| DATA TO USE |
>> begin

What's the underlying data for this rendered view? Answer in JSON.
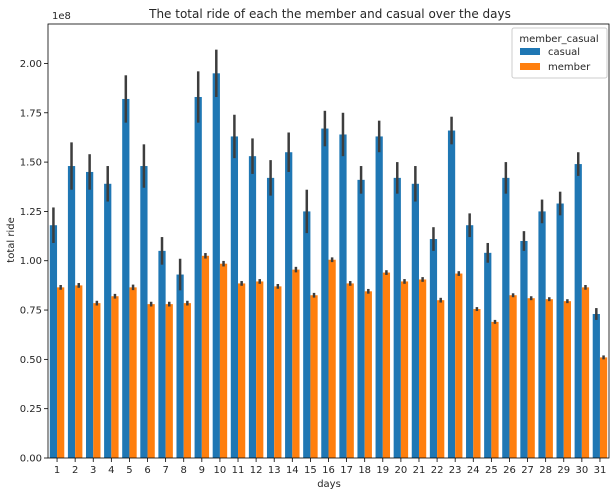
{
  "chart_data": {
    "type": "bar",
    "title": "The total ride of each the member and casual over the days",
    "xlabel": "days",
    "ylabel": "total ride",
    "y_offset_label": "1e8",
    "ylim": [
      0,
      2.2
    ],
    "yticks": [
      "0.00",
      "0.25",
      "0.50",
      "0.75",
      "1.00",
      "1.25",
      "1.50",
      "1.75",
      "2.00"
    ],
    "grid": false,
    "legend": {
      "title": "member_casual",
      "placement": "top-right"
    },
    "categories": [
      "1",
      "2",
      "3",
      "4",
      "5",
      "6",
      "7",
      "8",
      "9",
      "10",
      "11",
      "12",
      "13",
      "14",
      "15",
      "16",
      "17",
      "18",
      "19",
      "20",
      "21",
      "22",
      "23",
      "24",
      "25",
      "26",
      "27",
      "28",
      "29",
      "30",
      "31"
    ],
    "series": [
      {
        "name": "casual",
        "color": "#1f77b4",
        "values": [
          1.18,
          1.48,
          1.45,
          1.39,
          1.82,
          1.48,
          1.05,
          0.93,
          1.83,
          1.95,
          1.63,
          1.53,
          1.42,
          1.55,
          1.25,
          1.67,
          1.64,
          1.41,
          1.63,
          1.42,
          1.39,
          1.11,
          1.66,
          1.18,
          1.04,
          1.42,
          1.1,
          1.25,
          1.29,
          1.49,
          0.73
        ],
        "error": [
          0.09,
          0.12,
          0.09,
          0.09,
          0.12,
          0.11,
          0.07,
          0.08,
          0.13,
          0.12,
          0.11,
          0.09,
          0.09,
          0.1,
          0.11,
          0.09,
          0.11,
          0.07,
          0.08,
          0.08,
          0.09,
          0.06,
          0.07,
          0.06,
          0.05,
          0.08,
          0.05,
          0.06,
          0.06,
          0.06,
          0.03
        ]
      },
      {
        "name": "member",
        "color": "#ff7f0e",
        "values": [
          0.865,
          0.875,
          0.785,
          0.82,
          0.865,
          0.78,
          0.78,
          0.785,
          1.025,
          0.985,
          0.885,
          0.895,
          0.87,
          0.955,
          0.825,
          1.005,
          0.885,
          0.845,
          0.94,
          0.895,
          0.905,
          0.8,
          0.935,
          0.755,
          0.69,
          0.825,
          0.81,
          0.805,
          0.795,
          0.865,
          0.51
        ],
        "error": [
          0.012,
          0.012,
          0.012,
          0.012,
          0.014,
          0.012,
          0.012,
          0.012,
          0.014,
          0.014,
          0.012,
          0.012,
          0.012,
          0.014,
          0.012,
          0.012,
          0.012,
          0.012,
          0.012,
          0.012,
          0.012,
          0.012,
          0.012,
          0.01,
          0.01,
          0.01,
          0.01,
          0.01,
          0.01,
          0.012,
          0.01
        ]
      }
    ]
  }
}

>> end
>> begin

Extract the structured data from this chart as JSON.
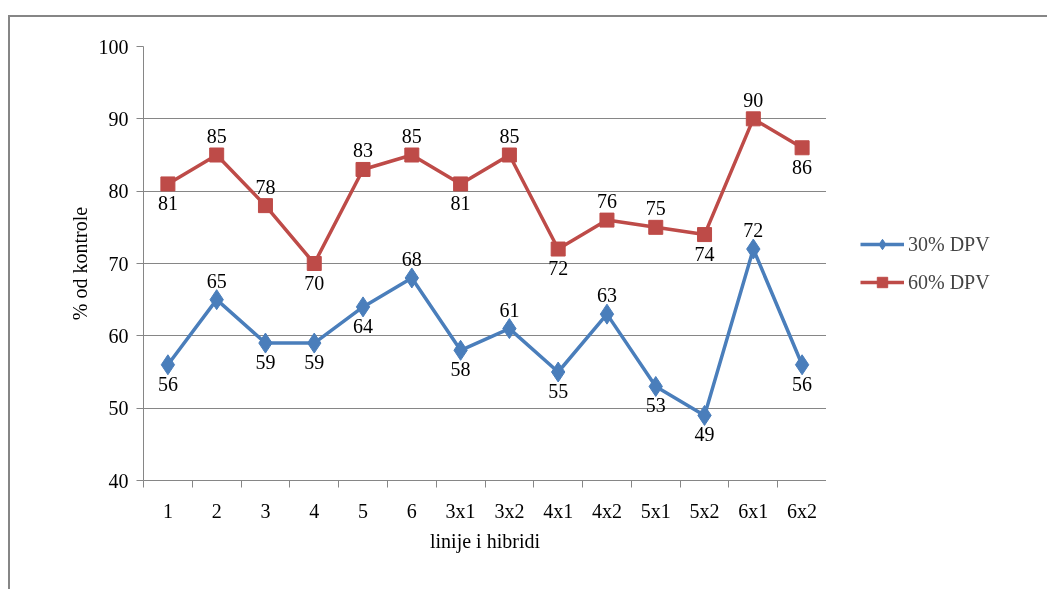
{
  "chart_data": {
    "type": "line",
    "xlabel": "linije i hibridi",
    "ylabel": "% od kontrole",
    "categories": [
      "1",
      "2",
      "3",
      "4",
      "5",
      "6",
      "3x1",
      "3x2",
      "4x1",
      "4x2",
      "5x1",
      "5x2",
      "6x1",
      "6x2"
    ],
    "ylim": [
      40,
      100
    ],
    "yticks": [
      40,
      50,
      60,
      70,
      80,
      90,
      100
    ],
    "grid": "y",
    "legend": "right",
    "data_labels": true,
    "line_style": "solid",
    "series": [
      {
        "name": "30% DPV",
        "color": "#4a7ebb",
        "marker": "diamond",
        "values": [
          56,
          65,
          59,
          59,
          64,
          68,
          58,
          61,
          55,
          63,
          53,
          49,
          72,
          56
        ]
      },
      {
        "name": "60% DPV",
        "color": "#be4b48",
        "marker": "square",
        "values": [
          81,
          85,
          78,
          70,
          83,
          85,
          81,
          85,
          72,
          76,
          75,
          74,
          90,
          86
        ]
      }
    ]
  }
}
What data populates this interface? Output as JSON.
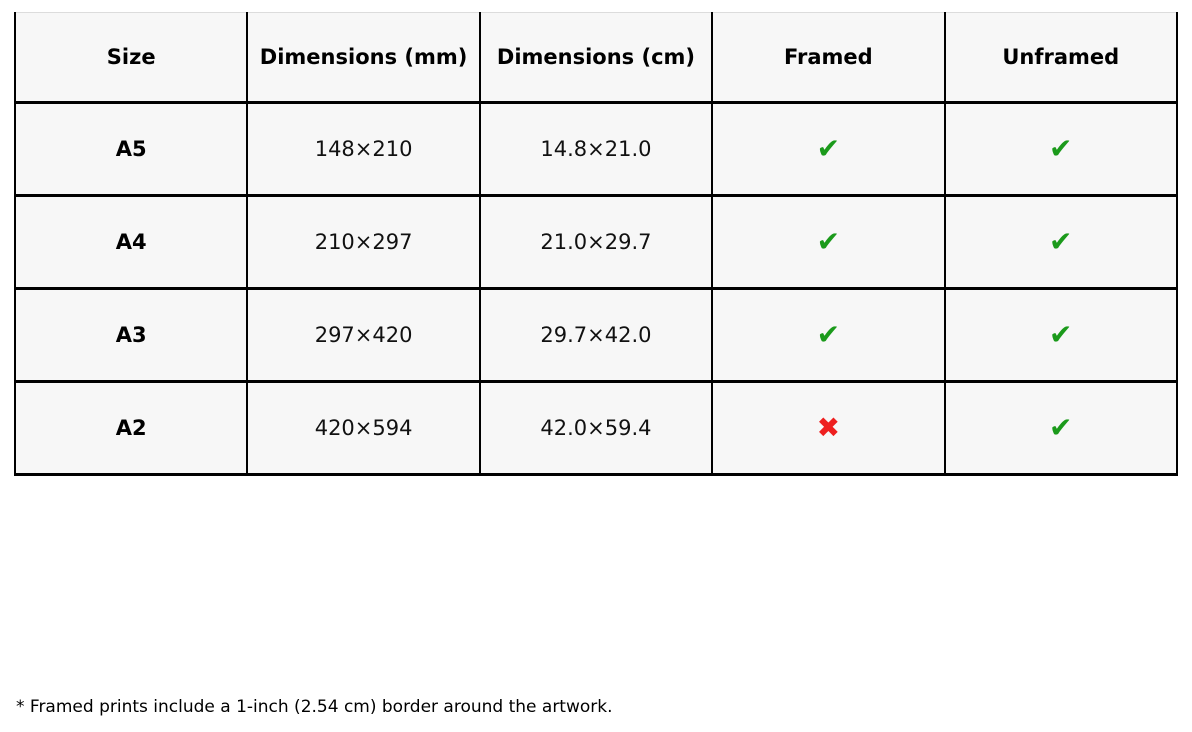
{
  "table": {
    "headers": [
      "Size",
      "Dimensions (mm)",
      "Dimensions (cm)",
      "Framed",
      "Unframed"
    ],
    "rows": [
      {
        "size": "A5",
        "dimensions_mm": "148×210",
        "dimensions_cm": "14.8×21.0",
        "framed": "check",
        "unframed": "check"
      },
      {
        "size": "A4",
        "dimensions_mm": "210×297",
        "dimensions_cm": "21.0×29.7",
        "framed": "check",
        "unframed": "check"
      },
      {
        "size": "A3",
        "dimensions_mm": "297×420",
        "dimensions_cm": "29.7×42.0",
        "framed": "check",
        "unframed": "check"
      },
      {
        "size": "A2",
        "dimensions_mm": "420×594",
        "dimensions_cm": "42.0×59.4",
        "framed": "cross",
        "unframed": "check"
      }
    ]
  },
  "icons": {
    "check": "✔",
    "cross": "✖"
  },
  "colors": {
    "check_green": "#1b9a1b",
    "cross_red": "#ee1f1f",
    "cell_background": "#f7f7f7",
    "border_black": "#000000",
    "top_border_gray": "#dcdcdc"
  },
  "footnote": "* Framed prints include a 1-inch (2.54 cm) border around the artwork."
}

>> end

| GIVEN REQUEST |
Gather up, from the records above, each line where the word "xlabel" appears.

| ANSWER BELOW |
    "xlabel": "days",
    "xlabel": "linije i hibridi",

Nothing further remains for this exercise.